What is needed = The entries that follow should be written out exactly.

Information provided =

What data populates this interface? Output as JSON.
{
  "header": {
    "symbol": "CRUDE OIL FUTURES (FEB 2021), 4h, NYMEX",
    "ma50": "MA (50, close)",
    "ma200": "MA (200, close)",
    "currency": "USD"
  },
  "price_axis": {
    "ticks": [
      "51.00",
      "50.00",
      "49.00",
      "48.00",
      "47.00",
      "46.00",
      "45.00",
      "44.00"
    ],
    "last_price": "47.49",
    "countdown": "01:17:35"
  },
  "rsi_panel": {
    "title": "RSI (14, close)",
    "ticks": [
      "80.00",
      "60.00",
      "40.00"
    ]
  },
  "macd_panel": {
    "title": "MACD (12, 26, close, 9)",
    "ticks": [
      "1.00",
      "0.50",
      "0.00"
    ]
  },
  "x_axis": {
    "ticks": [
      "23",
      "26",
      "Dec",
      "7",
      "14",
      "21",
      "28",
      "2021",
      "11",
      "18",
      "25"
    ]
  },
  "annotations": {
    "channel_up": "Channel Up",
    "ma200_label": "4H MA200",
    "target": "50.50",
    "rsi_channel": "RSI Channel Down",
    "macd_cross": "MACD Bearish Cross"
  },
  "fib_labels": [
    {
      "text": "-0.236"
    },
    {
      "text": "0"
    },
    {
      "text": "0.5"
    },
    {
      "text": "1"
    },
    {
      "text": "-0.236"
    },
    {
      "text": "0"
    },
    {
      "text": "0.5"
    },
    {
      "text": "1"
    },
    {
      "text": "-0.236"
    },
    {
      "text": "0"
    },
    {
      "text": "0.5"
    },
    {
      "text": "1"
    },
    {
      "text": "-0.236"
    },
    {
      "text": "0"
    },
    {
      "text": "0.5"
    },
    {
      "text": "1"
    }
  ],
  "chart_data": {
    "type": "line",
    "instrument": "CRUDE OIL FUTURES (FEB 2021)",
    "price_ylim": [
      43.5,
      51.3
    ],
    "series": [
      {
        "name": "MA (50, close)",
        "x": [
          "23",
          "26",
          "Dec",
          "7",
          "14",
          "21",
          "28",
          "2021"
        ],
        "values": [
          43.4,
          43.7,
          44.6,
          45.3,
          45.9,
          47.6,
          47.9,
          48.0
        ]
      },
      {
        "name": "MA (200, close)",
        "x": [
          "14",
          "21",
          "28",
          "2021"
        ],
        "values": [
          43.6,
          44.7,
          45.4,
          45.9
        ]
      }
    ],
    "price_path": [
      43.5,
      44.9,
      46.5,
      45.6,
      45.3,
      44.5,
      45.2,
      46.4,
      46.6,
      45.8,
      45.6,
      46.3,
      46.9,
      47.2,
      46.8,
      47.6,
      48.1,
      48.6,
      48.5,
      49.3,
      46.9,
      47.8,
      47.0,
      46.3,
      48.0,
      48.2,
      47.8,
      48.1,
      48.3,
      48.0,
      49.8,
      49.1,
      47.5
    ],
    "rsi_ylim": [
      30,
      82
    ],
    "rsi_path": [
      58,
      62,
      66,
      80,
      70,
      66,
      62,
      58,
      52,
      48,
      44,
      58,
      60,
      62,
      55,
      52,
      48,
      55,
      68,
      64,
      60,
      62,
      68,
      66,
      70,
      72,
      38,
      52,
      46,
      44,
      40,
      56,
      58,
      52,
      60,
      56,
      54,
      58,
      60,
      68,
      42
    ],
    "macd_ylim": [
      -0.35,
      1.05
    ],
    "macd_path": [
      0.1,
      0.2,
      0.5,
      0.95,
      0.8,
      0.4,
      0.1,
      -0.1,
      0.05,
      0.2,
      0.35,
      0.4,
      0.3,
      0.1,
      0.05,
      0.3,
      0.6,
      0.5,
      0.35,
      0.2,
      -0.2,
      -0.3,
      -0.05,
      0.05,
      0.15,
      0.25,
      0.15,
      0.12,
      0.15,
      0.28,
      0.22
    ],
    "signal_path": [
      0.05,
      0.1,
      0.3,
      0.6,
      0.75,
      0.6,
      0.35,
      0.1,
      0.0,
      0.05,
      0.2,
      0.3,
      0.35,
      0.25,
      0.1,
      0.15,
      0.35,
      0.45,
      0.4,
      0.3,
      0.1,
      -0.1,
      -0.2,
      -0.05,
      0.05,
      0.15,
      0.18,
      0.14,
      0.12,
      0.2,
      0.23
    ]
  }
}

Exercise solution =
What data populates this interface? Output as JSON.
{
  "header": {
    "symbol": "CRUDE OIL FUTURES (FEB 2021), 4h, NYMEX",
    "ma50": "MA (50, close)",
    "ma200": "MA (200, close)",
    "currency": "USD"
  },
  "price_axis": {
    "ticks": [
      "51.00",
      "50.00",
      "49.00",
      "48.00",
      "47.00",
      "46.00",
      "45.00",
      "44.00"
    ],
    "last_price": "47.49",
    "countdown": "01:17:35"
  },
  "rsi_panel": {
    "title": "RSI (14, close)",
    "ticks": [
      "80.00",
      "60.00",
      "40.00"
    ]
  },
  "macd_panel": {
    "title": "MACD (12, 26, close, 9)",
    "ticks": [
      "1.00",
      "0.50",
      "0.00"
    ]
  },
  "x_axis": {
    "ticks": [
      "23",
      "26",
      "Dec",
      "7",
      "14",
      "21",
      "28",
      "2021",
      "11",
      "18",
      "25"
    ]
  },
  "annotations": {
    "channel_up": "Channel Up",
    "ma200_label": "4H MA200",
    "target": "50.50",
    "rsi_channel": "RSI Channel Down",
    "macd_cross": "MACD Bearish Cross"
  },
  "fib_labels": [
    {
      "text": "-0.236"
    },
    {
      "text": "0"
    },
    {
      "text": "0.5"
    },
    {
      "text": "1"
    },
    {
      "text": "-0.236"
    },
    {
      "text": "0"
    },
    {
      "text": "0.5"
    },
    {
      "text": "1"
    },
    {
      "text": "-0.236"
    },
    {
      "text": "0"
    },
    {
      "text": "0.5"
    },
    {
      "text": "1"
    },
    {
      "text": "-0.236"
    },
    {
      "text": "0"
    },
    {
      "text": "0.5"
    },
    {
      "text": "1"
    }
  ],
  "chart_data": {
    "type": "line",
    "instrument": "CRUDE OIL FUTURES (FEB 2021)",
    "price_ylim": [
      43.5,
      51.3
    ],
    "series": [
      {
        "name": "MA (50, close)",
        "x": [
          "23",
          "26",
          "Dec",
          "7",
          "14",
          "21",
          "28",
          "2021"
        ],
        "values": [
          43.4,
          43.7,
          44.6,
          45.3,
          45.9,
          47.6,
          47.9,
          48.0
        ]
      },
      {
        "name": "MA (200, close)",
        "x": [
          "14",
          "21",
          "28",
          "2021"
        ],
        "values": [
          43.6,
          44.7,
          45.4,
          45.9
        ]
      }
    ],
    "price_path": [
      43.5,
      44.9,
      46.5,
      45.6,
      45.3,
      44.5,
      45.2,
      46.4,
      46.6,
      45.8,
      45.6,
      46.3,
      46.9,
      47.2,
      46.8,
      47.6,
      48.1,
      48.6,
      48.5,
      49.3,
      46.9,
      47.8,
      47.0,
      46.3,
      48.0,
      48.2,
      47.8,
      48.1,
      48.3,
      48.0,
      49.8,
      49.1,
      47.5
    ],
    "rsi_ylim": [
      30,
      82
    ],
    "rsi_path": [
      58,
      62,
      66,
      80,
      70,
      66,
      62,
      58,
      52,
      48,
      44,
      58,
      60,
      62,
      55,
      52,
      48,
      55,
      68,
      64,
      60,
      62,
      68,
      66,
      70,
      72,
      38,
      52,
      46,
      44,
      40,
      56,
      58,
      52,
      60,
      56,
      54,
      58,
      60,
      68,
      42
    ],
    "macd_ylim": [
      -0.35,
      1.05
    ],
    "macd_path": [
      0.1,
      0.2,
      0.5,
      0.95,
      0.8,
      0.4,
      0.1,
      -0.1,
      0.05,
      0.2,
      0.35,
      0.4,
      0.3,
      0.1,
      0.05,
      0.3,
      0.6,
      0.5,
      0.35,
      0.2,
      -0.2,
      -0.3,
      -0.05,
      0.05,
      0.15,
      0.25,
      0.15,
      0.12,
      0.15,
      0.28,
      0.22
    ],
    "signal_path": [
      0.05,
      0.1,
      0.3,
      0.6,
      0.75,
      0.6,
      0.35,
      0.1,
      0.0,
      0.05,
      0.2,
      0.3,
      0.35,
      0.25,
      0.1,
      0.15,
      0.35,
      0.45,
      0.4,
      0.3,
      0.1,
      -0.1,
      -0.2,
      -0.05,
      0.05,
      0.15,
      0.18,
      0.14,
      0.12,
      0.2,
      0.23
    ]
  }
}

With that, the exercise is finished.